» **Record set**:
____

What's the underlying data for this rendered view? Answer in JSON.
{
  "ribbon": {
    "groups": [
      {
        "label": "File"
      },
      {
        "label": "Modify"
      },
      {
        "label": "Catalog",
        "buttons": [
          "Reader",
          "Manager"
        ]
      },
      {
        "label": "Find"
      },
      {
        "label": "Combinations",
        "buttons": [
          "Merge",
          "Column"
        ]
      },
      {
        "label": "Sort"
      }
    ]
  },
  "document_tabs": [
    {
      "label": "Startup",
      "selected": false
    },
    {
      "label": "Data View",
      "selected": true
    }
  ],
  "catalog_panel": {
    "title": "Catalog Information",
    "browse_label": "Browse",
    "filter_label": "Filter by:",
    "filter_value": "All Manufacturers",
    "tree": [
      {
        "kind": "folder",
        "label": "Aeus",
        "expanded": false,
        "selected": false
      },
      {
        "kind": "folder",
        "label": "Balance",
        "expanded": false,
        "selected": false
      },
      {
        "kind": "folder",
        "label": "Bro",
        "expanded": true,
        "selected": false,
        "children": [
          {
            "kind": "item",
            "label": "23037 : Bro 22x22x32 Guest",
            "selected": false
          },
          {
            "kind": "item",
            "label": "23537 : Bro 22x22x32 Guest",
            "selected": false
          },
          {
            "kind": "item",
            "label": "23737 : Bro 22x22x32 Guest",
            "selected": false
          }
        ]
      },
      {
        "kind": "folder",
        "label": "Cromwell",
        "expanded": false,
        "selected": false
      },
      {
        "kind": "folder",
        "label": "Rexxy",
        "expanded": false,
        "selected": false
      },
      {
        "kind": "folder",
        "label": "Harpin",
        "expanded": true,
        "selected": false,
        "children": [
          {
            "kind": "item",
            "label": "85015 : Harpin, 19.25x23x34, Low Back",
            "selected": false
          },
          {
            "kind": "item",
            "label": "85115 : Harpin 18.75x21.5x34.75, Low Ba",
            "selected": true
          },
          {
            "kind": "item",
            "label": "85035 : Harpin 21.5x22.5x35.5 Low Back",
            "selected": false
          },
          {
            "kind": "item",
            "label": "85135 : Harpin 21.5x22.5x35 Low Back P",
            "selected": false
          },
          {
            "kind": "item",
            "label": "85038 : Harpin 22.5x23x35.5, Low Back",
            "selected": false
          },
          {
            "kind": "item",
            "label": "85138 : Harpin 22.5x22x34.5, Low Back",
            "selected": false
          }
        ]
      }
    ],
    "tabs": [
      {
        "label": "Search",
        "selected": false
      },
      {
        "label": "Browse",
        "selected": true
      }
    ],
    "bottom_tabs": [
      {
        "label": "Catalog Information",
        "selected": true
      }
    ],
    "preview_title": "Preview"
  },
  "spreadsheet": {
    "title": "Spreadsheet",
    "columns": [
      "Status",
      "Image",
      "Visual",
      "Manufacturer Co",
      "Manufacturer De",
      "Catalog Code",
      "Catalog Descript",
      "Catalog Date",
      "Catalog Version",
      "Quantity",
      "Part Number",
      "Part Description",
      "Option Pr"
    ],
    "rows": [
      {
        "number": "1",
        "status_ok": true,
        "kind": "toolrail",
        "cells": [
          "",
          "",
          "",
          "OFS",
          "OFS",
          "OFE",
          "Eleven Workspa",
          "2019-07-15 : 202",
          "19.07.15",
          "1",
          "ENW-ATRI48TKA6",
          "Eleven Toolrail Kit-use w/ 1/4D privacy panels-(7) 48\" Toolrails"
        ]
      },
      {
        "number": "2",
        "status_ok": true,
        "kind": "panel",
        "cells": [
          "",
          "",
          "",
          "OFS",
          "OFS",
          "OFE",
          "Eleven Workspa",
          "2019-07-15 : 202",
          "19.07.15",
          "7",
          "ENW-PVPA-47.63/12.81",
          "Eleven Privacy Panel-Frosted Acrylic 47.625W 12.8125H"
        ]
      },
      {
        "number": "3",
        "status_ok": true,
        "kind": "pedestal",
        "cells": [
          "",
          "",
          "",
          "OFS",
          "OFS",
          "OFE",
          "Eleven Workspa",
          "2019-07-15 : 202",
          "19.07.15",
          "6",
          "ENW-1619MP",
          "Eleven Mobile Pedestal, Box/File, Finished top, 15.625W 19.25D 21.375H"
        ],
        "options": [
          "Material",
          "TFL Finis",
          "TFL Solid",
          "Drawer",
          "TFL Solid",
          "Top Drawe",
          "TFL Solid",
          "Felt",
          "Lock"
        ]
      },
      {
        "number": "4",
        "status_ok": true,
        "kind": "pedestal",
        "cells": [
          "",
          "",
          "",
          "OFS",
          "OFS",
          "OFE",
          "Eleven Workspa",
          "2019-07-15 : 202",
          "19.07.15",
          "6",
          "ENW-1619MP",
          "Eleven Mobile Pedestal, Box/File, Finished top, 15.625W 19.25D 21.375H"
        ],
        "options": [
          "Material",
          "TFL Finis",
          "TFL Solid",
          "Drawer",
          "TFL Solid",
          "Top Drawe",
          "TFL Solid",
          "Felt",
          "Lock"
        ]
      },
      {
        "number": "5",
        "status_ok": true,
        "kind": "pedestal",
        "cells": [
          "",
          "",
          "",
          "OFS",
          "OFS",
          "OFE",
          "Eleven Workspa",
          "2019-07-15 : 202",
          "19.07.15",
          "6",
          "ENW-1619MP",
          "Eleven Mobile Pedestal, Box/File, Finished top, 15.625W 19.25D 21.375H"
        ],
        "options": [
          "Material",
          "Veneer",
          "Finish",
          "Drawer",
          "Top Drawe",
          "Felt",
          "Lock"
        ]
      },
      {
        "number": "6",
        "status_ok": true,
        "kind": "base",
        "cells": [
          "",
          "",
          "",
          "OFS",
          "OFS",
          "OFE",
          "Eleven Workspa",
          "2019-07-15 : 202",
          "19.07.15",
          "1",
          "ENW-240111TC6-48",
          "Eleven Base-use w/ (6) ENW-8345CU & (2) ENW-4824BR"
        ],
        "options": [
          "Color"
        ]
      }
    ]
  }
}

____

» **Exercise**: Go through the listing above and restate it word for word.

» **Expected answer**:
What's the underlying data for this rendered view? Answer in JSON.
{
  "ribbon": {
    "groups": [
      {
        "label": "File"
      },
      {
        "label": "Modify"
      },
      {
        "label": "Catalog",
        "buttons": [
          "Reader",
          "Manager"
        ]
      },
      {
        "label": "Find"
      },
      {
        "label": "Combinations",
        "buttons": [
          "Merge",
          "Column"
        ]
      },
      {
        "label": "Sort"
      }
    ]
  },
  "document_tabs": [
    {
      "label": "Startup",
      "selected": false
    },
    {
      "label": "Data View",
      "selected": true
    }
  ],
  "catalog_panel": {
    "title": "Catalog Information",
    "browse_label": "Browse",
    "filter_label": "Filter by:",
    "filter_value": "All Manufacturers",
    "tree": [
      {
        "kind": "folder",
        "label": "Aeus",
        "expanded": false,
        "selected": false
      },
      {
        "kind": "folder",
        "label": "Balance",
        "expanded": false,
        "selected": false
      },
      {
        "kind": "folder",
        "label": "Bro",
        "expanded": true,
        "selected": false,
        "children": [
          {
            "kind": "item",
            "label": "23037 : Bro 22x22x32 Guest",
            "selected": false
          },
          {
            "kind": "item",
            "label": "23537 : Bro 22x22x32 Guest",
            "selected": false
          },
          {
            "kind": "item",
            "label": "23737 : Bro 22x22x32 Guest",
            "selected": false
          }
        ]
      },
      {
        "kind": "folder",
        "label": "Cromwell",
        "expanded": false,
        "selected": false
      },
      {
        "kind": "folder",
        "label": "Rexxy",
        "expanded": false,
        "selected": false
      },
      {
        "kind": "folder",
        "label": "Harpin",
        "expanded": true,
        "selected": false,
        "children": [
          {
            "kind": "item",
            "label": "85015 : Harpin, 19.25x23x34, Low Back",
            "selected": false
          },
          {
            "kind": "item",
            "label": "85115 : Harpin 18.75x21.5x34.75, Low Ba",
            "selected": true
          },
          {
            "kind": "item",
            "label": "85035 : Harpin 21.5x22.5x35.5 Low Back",
            "selected": false
          },
          {
            "kind": "item",
            "label": "85135 : Harpin 21.5x22.5x35 Low Back P",
            "selected": false
          },
          {
            "kind": "item",
            "label": "85038 : Harpin 22.5x23x35.5, Low Back",
            "selected": false
          },
          {
            "kind": "item",
            "label": "85138 : Harpin 22.5x22x34.5, Low Back",
            "selected": false
          }
        ]
      }
    ],
    "tabs": [
      {
        "label": "Search",
        "selected": false
      },
      {
        "label": "Browse",
        "selected": true
      }
    ],
    "bottom_tabs": [
      {
        "label": "Catalog Information",
        "selected": true
      }
    ],
    "preview_title": "Preview"
  },
  "spreadsheet": {
    "title": "Spreadsheet",
    "columns": [
      "Status",
      "Image",
      "Visual",
      "Manufacturer Co",
      "Manufacturer De",
      "Catalog Code",
      "Catalog Descript",
      "Catalog Date",
      "Catalog Version",
      "Quantity",
      "Part Number",
      "Part Description",
      "Option Pr"
    ],
    "rows": [
      {
        "number": "1",
        "status_ok": true,
        "kind": "toolrail",
        "cells": [
          "",
          "",
          "",
          "OFS",
          "OFS",
          "OFE",
          "Eleven Workspa",
          "2019-07-15 : 202",
          "19.07.15",
          "1",
          "ENW-ATRI48TKA6",
          "Eleven Toolrail Kit-use w/ 1/4D privacy panels-(7) 48\" Toolrails"
        ]
      },
      {
        "number": "2",
        "status_ok": true,
        "kind": "panel",
        "cells": [
          "",
          "",
          "",
          "OFS",
          "OFS",
          "OFE",
          "Eleven Workspa",
          "2019-07-15 : 202",
          "19.07.15",
          "7",
          "ENW-PVPA-47.63/12.81",
          "Eleven Privacy Panel-Frosted Acrylic 47.625W 12.8125H"
        ]
      },
      {
        "number": "3",
        "status_ok": true,
        "kind": "pedestal",
        "cells": [
          "",
          "",
          "",
          "OFS",
          "OFS",
          "OFE",
          "Eleven Workspa",
          "2019-07-15 : 202",
          "19.07.15",
          "6",
          "ENW-1619MP",
          "Eleven Mobile Pedestal, Box/File, Finished top, 15.625W 19.25D 21.375H"
        ],
        "options": [
          "Material",
          "TFL Finis",
          "TFL Solid",
          "Drawer",
          "TFL Solid",
          "Top Drawe",
          "TFL Solid",
          "Felt",
          "Lock"
        ]
      },
      {
        "number": "4",
        "status_ok": true,
        "kind": "pedestal",
        "cells": [
          "",
          "",
          "",
          "OFS",
          "OFS",
          "OFE",
          "Eleven Workspa",
          "2019-07-15 : 202",
          "19.07.15",
          "6",
          "ENW-1619MP",
          "Eleven Mobile Pedestal, Box/File, Finished top, 15.625W 19.25D 21.375H"
        ],
        "options": [
          "Material",
          "TFL Finis",
          "TFL Solid",
          "Drawer",
          "TFL Solid",
          "Top Drawe",
          "TFL Solid",
          "Felt",
          "Lock"
        ]
      },
      {
        "number": "5",
        "status_ok": true,
        "kind": "pedestal",
        "cells": [
          "",
          "",
          "",
          "OFS",
          "OFS",
          "OFE",
          "Eleven Workspa",
          "2019-07-15 : 202",
          "19.07.15",
          "6",
          "ENW-1619MP",
          "Eleven Mobile Pedestal, Box/File, Finished top, 15.625W 19.25D 21.375H"
        ],
        "options": [
          "Material",
          "Veneer",
          "Finish",
          "Drawer",
          "Top Drawe",
          "Felt",
          "Lock"
        ]
      },
      {
        "number": "6",
        "status_ok": true,
        "kind": "base",
        "cells": [
          "",
          "",
          "",
          "OFS",
          "OFS",
          "OFE",
          "Eleven Workspa",
          "2019-07-15 : 202",
          "19.07.15",
          "1",
          "ENW-240111TC6-48",
          "Eleven Base-use w/ (6) ENW-8345CU & (2) ENW-4824BR"
        ],
        "options": [
          "Color"
        ]
      }
    ]
  }
}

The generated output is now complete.